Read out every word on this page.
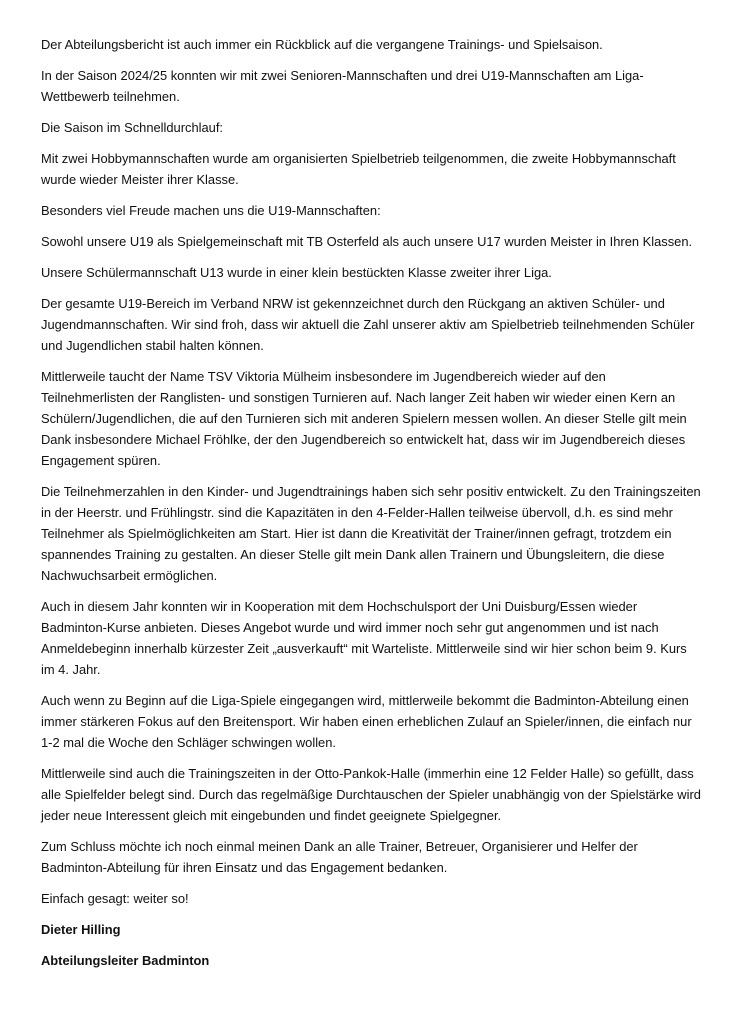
Der Abteilungsbericht ist auch immer ein Rückblick auf die vergangene Trainings- und Spielsaison.

In der Saison 2024/25 konnten wir mit zwei Senioren-Mannschaften und drei U19-Mannschaften am Liga-Wettbewerb teilnehmen.

Die Saison im Schnelldurchlauf:

Mit zwei Hobbymannschaften wurde am organisierten Spielbetrieb teilgenommen, die zweite Hobbymannschaft wurde wieder Meister ihrer Klasse.

Besonders viel Freude machen uns die U19-Mannschaften:

Sowohl unsere U19 als Spielgemeinschaft mit TB Osterfeld als auch unsere U17 wurden Meister in Ihren Klassen.

Unsere Schülermannschaft U13 wurde in einer klein bestückten Klasse zweiter ihrer Liga.

Der gesamte U19-Bereich im Verband NRW ist gekennzeichnet durch den Rückgang an aktiven Schüler- und Jugendmannschaften. Wir sind froh, dass wir aktuell die Zahl unserer aktiv am Spielbetrieb teilnehmenden Schüler und Jugendlichen stabil halten können.

Mittlerweile taucht der Name TSV Viktoria Mülheim insbesondere im Jugendbereich wieder auf den Teilnehmerlisten der Ranglisten- und sonstigen Turnieren auf. Nach langer Zeit haben wir wieder einen Kern an Schülern/Jugendlichen, die auf den Turnieren sich mit anderen Spielern messen wollen. An dieser Stelle gilt mein Dank insbesondere Michael Fröhlke, der den Jugendbereich so entwickelt hat, dass wir im Jugendbereich dieses Engagement spüren.

Die Teilnehmerzahlen in den Kinder- und Jugendtrainings haben sich sehr positiv entwickelt. Zu den Trainingszeiten in der Heerstr. und Frühlingstr. sind die Kapazitäten in den 4-Felder-Hallen teilweise übervoll, d.h. es sind mehr Teilnehmer als Spielmöglichkeiten am Start. Hier ist dann die Kreativität der Trainer/innen gefragt, trotzdem ein spannendes Training zu gestalten. An dieser Stelle gilt mein Dank allen Trainern und Übungsleitern, die diese Nachwuchsarbeit ermöglichen.

Auch in diesem Jahr konnten wir in Kooperation mit dem Hochschulsport der Uni Duisburg/Essen wieder Badminton-Kurse anbieten. Dieses Angebot wurde und wird immer noch sehr gut angenommen und ist nach Anmeldebeginn innerhalb kürzester Zeit „ausverkauft“ mit Warteliste. Mittlerweile sind wir hier schon beim 9. Kurs im 4. Jahr.

Auch wenn zu Beginn auf die Liga-Spiele eingegangen wird, mittlerweile bekommt die Badminton-Abteilung einen immer stärkeren Fokus auf den Breitensport. Wir haben einen erheblichen Zulauf an Spieler/innen, die einfach nur 1-2 mal die Woche den Schläger schwingen wollen.

Mittlerweile sind auch die Trainingszeiten in der Otto-Pankok-Halle (immerhin eine 12 Felder Halle) so gefüllt, dass alle Spielfelder belegt sind. Durch das regelmäßige Durchtauschen der Spieler unabhängig von der Spielstärke wird jeder neue Interessent gleich mit eingebunden und findet geeignete Spielgegner.

Zum Schluss möchte ich noch einmal meinen Dank an alle Trainer, Betreuer, Organisierer und Helfer der Badminton-Abteilung für ihren Einsatz und das Engagement bedanken.

Einfach gesagt: weiter so!

Dieter Hilling

Abteilungsleiter Badminton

**Your instructions**. Leaving aside the images, write out the entries above word for word.

**Task result**.
Read out every word on this page.
Der Abteilungsbericht ist auch immer ein Rückblick auf die vergangene Trainings- und Spielsaison.

In der Saison 2024/25 konnten wir mit zwei Senioren-Mannschaften und drei U19-Mannschaften am Liga-Wettbewerb teilnehmen.

Die Saison im Schnelldurchlauf:

Mit zwei Hobbymannschaften wurde am organisierten Spielbetrieb teilgenommen, die zweite Hobbymannschaft wurde wieder Meister ihrer Klasse.

Besonders viel Freude machen uns die U19-Mannschaften:

Sowohl unsere U19 als Spielgemeinschaft mit TB Osterfeld als auch unsere U17 wurden Meister in Ihren Klassen.

Unsere Schülermannschaft U13 wurde in einer klein bestückten Klasse zweiter ihrer Liga.

Der gesamte U19-Bereich im Verband NRW ist gekennzeichnet durch den Rückgang an aktiven Schüler- und Jugendmannschaften. Wir sind froh, dass wir aktuell die Zahl unserer aktiv am Spielbetrieb teilnehmenden Schüler und Jugendlichen stabil halten können.

Mittlerweile taucht der Name TSV Viktoria Mülheim insbesondere im Jugendbereich wieder auf den Teilnehmerlisten der Ranglisten- und sonstigen Turnieren auf. Nach langer Zeit haben wir wieder einen Kern an Schülern/Jugendlichen, die auf den Turnieren sich mit anderen Spielern messen wollen. An dieser Stelle gilt mein Dank insbesondere Michael Fröhlke, der den Jugendbereich so entwickelt hat, dass wir im Jugendbereich dieses Engagement spüren.

Die Teilnehmerzahlen in den Kinder- und Jugendtrainings haben sich sehr positiv entwickelt. Zu den Trainingszeiten in der Heerstr. und Frühlingstr. sind die Kapazitäten in den 4-Felder-Hallen teilweise übervoll, d.h. es sind mehr Teilnehmer als Spielmöglichkeiten am Start. Hier ist dann die Kreativität der Trainer/innen gefragt, trotzdem ein spannendes Training zu gestalten. An dieser Stelle gilt mein Dank allen Trainern und Übungsleitern, die diese Nachwuchsarbeit ermöglichen.

Auch in diesem Jahr konnten wir in Kooperation mit dem Hochschulsport der Uni Duisburg/Essen wieder Badminton-Kurse anbieten. Dieses Angebot wurde und wird immer noch sehr gut angenommen und ist nach Anmeldebeginn innerhalb kürzester Zeit „ausverkauft“ mit Warteliste. Mittlerweile sind wir hier schon beim 9. Kurs im 4. Jahr.

Auch wenn zu Beginn auf die Liga-Spiele eingegangen wird, mittlerweile bekommt die Badminton-Abteilung einen immer stärkeren Fokus auf den Breitensport. Wir haben einen erheblichen Zulauf an Spieler/innen, die einfach nur 1-2 mal die Woche den Schläger schwingen wollen.

Mittlerweile sind auch die Trainingszeiten in der Otto-Pankok-Halle (immerhin eine 12 Felder Halle) so gefüllt, dass alle Spielfelder belegt sind. Durch das regelmäßige Durchtauschen der Spieler unabhängig von der Spielstärke wird jeder neue Interessent gleich mit eingebunden und findet geeignete Spielgegner.

Zum Schluss möchte ich noch einmal meinen Dank an alle Trainer, Betreuer, Organisierer und Helfer der Badminton-Abteilung für ihren Einsatz und das Engagement bedanken.

Einfach gesagt: weiter so!

Dieter Hilling

Abteilungsleiter Badminton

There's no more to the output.